● TEXT UNDER STUDY:

1908: The Board of Ordnance and Fortification considered 41 bids for the Army's first airplane. It recommended accepting bids from James F. Scott of Chicago, Ill., Augustus M. Herring of Ohio, and the Wright Brothers of Ohio. (12) (24)

1939: DISTINGUISHED FLYING CROSS. Through 14 February, Maj Caleb V. Haynes flew the XB-15 in a flight to Santiago, Chile, from Langley Field, Va., in 29 hours 53 minutes with 3,250 pounds of medical supplies for earthquake victims. (21) 1940: The North American AT-6 Harvard/Texan first flew. (5)

1948: The Army successfully used electronic guidance on a V-2 rocket for the first time in a 70-mile ascent at White Sands Proving Ground in New Mexico. (4) (24)

1950: The Department of Defense announced test-firing of the Navy's "Mighty Mouse" rocket with 2.75 inch folding fins. The missile, developed by the Naval Ordnance Test Station at China Lake, Calif., was the first successful air-to-air rocket. (24)

● DATA SECTION:

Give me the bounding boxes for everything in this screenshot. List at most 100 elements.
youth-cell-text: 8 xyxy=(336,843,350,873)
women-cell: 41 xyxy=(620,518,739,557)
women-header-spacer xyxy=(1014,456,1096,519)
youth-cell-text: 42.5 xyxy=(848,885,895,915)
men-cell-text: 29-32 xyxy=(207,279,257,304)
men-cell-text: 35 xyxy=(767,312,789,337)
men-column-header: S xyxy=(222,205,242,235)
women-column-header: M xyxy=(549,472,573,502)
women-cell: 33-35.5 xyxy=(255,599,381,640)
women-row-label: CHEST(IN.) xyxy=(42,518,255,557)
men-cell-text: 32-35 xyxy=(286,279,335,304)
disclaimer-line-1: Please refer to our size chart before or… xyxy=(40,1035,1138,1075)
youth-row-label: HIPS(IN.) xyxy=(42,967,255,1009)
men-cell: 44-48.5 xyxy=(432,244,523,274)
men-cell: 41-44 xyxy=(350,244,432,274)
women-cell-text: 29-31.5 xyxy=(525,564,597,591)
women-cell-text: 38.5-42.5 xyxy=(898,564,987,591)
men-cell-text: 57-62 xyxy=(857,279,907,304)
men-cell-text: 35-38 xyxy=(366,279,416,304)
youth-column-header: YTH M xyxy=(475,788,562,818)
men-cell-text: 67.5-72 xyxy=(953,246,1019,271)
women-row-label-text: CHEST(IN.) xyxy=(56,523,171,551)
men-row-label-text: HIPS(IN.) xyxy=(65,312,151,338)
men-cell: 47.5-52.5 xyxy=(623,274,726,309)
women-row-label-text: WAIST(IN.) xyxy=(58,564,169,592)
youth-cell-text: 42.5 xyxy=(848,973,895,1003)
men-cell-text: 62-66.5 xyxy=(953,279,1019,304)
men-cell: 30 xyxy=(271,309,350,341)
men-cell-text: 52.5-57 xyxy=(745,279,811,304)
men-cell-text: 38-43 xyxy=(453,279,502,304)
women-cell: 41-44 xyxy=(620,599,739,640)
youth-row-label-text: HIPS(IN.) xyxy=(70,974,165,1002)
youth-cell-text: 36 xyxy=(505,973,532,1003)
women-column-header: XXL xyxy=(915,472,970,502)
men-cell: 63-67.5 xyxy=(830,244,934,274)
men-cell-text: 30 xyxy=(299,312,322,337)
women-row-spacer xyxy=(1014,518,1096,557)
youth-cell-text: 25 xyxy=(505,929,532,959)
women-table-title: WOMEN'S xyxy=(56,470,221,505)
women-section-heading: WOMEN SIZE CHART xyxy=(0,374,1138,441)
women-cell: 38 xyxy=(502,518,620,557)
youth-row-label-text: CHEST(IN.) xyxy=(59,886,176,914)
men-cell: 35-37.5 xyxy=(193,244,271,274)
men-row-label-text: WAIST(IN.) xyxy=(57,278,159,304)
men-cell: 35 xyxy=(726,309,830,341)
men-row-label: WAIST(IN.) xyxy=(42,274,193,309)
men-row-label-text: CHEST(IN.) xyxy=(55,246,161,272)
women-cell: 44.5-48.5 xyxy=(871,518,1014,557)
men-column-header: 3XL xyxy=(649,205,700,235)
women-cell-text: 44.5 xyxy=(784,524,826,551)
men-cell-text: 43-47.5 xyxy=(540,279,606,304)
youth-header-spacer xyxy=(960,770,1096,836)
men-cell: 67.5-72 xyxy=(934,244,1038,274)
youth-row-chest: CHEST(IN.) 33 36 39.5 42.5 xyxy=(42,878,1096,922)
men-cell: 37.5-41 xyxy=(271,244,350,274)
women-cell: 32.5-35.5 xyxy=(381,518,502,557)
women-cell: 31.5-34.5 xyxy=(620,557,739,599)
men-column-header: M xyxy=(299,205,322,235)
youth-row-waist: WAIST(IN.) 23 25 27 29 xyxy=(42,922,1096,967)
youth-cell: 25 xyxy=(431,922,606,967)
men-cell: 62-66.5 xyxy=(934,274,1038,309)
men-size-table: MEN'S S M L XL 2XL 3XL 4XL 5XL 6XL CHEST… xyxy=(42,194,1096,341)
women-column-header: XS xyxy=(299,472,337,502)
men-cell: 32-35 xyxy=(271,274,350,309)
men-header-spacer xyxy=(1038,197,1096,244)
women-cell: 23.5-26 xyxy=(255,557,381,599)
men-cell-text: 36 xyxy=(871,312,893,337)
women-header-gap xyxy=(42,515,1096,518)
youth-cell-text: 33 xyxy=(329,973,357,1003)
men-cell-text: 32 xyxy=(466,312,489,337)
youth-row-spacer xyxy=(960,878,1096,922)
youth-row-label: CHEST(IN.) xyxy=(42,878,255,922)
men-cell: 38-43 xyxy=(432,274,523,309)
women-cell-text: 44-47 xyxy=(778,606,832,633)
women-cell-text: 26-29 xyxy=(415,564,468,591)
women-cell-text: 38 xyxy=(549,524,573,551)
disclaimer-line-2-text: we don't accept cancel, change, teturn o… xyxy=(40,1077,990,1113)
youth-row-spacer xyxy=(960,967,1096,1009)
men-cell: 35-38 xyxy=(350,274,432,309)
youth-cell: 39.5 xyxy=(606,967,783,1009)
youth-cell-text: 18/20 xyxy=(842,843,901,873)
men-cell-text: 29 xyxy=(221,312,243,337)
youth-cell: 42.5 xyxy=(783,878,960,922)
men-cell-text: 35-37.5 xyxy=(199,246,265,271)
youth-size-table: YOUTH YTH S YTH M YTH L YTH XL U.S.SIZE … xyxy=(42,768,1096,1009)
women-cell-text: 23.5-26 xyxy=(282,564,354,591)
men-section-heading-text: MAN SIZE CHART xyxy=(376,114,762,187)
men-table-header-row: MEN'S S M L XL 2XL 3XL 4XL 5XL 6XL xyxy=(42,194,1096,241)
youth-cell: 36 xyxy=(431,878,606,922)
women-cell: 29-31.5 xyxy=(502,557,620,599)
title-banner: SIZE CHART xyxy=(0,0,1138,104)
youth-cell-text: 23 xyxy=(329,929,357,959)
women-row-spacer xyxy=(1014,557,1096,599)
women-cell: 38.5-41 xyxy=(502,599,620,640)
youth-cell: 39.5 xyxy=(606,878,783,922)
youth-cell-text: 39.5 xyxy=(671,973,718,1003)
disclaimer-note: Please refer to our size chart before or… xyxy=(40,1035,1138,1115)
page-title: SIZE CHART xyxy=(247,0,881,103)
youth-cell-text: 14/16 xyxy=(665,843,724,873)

● WHAT THE TASK REQUIRES: Copy the aviation chronology word for word, starting at the words "1950: The Department" and ending after "air-to-air rocket. (24)".

● TASK OUTPUT:
1950: The Department of Defense announced test-firing of the Navy's "Mighty Mouse" rocket with 2.75 inch folding fins. The missile, developed by the Naval Ordnance Test Station at China Lake, Calif., was the first successful air-to-air rocket. (24)